#### What is required:
From the listing below, extract each entry exactly as written, minus the images.

#### Records for processing:
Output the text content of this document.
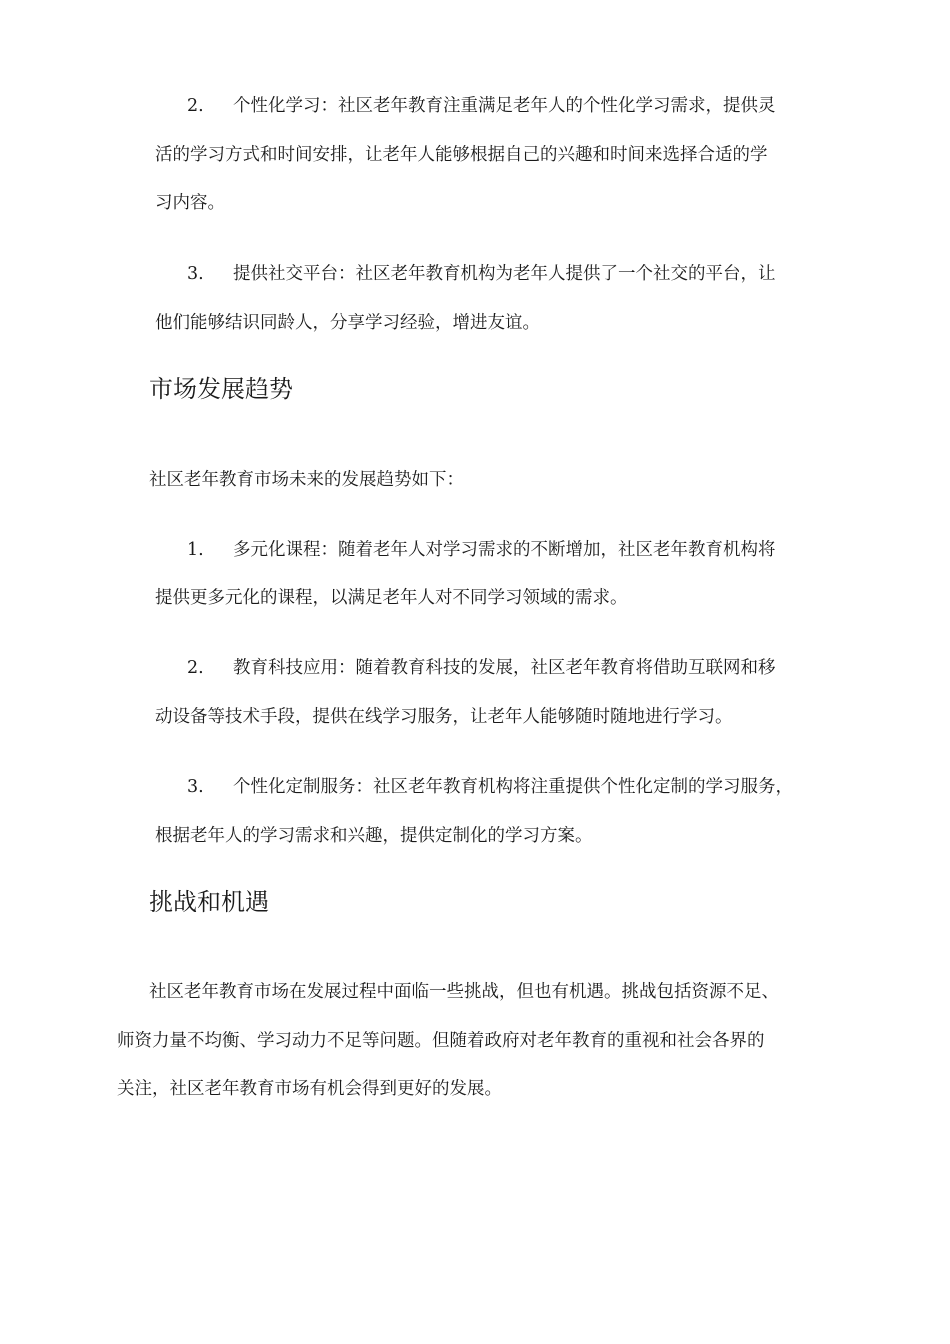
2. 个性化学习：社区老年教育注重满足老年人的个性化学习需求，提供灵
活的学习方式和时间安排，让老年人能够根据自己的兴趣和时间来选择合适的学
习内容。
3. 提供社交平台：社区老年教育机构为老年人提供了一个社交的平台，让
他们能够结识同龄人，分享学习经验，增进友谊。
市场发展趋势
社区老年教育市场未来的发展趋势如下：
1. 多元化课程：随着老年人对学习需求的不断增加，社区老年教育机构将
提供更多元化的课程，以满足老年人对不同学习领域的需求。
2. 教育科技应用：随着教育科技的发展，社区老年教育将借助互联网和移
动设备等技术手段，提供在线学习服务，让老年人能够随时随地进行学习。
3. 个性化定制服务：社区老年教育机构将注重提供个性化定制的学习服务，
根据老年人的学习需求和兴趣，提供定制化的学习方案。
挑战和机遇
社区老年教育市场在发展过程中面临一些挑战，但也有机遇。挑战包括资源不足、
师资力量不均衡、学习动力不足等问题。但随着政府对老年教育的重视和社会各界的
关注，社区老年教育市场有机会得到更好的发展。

#### Reply:
Output the text content of this document.
2. 个性化学习：社区老年教育注重满足老年人的个性化学习需求，提供灵
活的学习方式和时间安排，让老年人能够根据自己的兴趣和时间来选择合适的学
习内容。
3. 提供社交平台：社区老年教育机构为老年人提供了一个社交的平台，让
他们能够结识同龄人，分享学习经验，增进友谊。
市场发展趋势
社区老年教育市场未来的发展趋势如下：
1. 多元化课程：随着老年人对学习需求的不断增加，社区老年教育机构将
提供更多元化的课程，以满足老年人对不同学习领域的需求。
2. 教育科技应用：随着教育科技的发展，社区老年教育将借助互联网和移
动设备等技术手段，提供在线学习服务，让老年人能够随时随地进行学习。
3. 个性化定制服务：社区老年教育机构将注重提供个性化定制的学习服务，
根据老年人的学习需求和兴趣，提供定制化的学习方案。
挑战和机遇
社区老年教育市场在发展过程中面临一些挑战，但也有机遇。挑战包括资源不足、
师资力量不均衡、学习动力不足等问题。但随着政府对老年教育的重视和社会各界的
关注，社区老年教育市场有机会得到更好的发展。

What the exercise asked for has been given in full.